* Required task:
Do any lines in the data below contain "background"? If so, copy every one of them.

[START OF Available data]

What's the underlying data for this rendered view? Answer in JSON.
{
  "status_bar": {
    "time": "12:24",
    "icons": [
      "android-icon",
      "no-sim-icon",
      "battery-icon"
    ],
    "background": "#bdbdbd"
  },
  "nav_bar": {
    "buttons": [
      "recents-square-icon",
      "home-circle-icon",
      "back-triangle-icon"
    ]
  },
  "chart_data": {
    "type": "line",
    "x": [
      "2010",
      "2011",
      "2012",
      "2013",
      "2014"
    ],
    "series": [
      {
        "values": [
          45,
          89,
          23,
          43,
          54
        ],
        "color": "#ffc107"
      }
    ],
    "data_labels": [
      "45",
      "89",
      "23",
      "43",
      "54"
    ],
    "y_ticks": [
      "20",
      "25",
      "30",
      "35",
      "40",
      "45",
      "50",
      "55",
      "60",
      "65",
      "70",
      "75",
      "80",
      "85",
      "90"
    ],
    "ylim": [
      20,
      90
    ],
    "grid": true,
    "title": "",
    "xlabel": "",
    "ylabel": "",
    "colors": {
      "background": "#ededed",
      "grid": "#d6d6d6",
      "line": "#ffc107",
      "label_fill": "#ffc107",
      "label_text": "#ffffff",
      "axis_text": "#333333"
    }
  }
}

[END OF Available data]

* Solution for this task:
    "background": "#bdbdbd"
      "background": "#ededed",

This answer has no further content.